● Problem to work on: Omit all images, then return the remaining material exactly as it stands.
+===+
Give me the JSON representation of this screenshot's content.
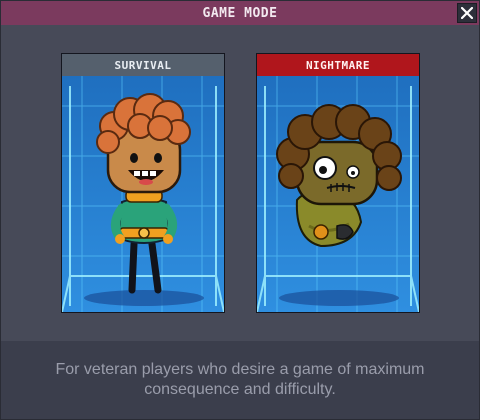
{
  "window": {
    "title": "GAME MODE",
    "close_icon": "close-icon"
  },
  "modes": [
    {
      "label": "SURVIVAL",
      "header_color": "#55606d"
    },
    {
      "label": "NIGHTMARE",
      "header_color": "#b0161c",
      "selected": true
    }
  ],
  "description": "For veteran players who desire a game of maximum consequence and difficulty."
}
+===+
● Output:
Give me the JSON representation of this screenshot's content.
{
  "window": {
    "title": "GAME MODE",
    "close_icon": "close-icon"
  },
  "modes": [
    {
      "label": "SURVIVAL",
      "header_color": "#55606d"
    },
    {
      "label": "NIGHTMARE",
      "header_color": "#b0161c",
      "selected": true
    }
  ],
  "description": "For veteran players who desire a game of maximum consequence and difficulty."
}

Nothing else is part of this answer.